Exercise brief
Skip the images and return the records below exactly.

Supplied material
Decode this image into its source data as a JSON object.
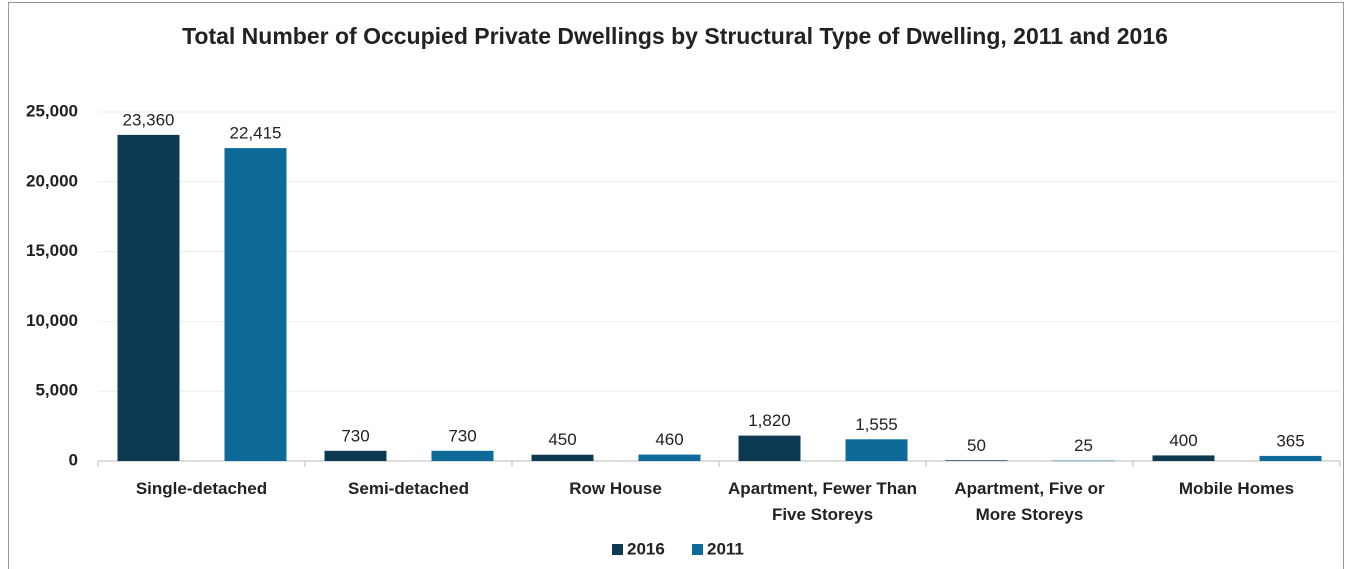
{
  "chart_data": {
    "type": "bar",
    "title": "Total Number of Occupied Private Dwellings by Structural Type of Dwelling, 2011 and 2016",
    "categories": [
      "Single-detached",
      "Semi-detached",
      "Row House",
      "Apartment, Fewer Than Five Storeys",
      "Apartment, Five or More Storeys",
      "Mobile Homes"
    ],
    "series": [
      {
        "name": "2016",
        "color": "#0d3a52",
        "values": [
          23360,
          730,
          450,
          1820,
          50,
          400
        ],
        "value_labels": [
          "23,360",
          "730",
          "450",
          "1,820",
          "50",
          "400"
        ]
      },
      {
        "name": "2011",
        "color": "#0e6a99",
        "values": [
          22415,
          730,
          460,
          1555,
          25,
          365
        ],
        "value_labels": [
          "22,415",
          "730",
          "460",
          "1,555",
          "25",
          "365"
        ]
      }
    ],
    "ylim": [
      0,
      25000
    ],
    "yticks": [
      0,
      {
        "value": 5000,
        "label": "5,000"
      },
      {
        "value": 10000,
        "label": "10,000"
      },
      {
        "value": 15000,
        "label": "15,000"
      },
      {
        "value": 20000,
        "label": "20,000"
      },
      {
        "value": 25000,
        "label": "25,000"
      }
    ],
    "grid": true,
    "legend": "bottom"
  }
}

The result
Decode this image into its source data as a JSON object.
{
  "chart_data": {
    "type": "bar",
    "title": "Total Number of Occupied Private Dwellings by Structural Type of Dwelling, 2011 and 2016",
    "categories": [
      "Single-detached",
      "Semi-detached",
      "Row House",
      "Apartment, Fewer Than Five Storeys",
      "Apartment, Five or More Storeys",
      "Mobile Homes"
    ],
    "series": [
      {
        "name": "2016",
        "color": "#0d3a52",
        "values": [
          23360,
          730,
          450,
          1820,
          50,
          400
        ],
        "value_labels": [
          "23,360",
          "730",
          "450",
          "1,820",
          "50",
          "400"
        ]
      },
      {
        "name": "2011",
        "color": "#0e6a99",
        "values": [
          22415,
          730,
          460,
          1555,
          25,
          365
        ],
        "value_labels": [
          "22,415",
          "730",
          "460",
          "1,555",
          "25",
          "365"
        ]
      }
    ],
    "ylim": [
      0,
      25000
    ],
    "yticks": [
      0,
      {
        "value": 5000,
        "label": "5,000"
      },
      {
        "value": 10000,
        "label": "10,000"
      },
      {
        "value": 15000,
        "label": "15,000"
      },
      {
        "value": 20000,
        "label": "20,000"
      },
      {
        "value": 25000,
        "label": "25,000"
      }
    ],
    "grid": true,
    "legend": "bottom"
  }
}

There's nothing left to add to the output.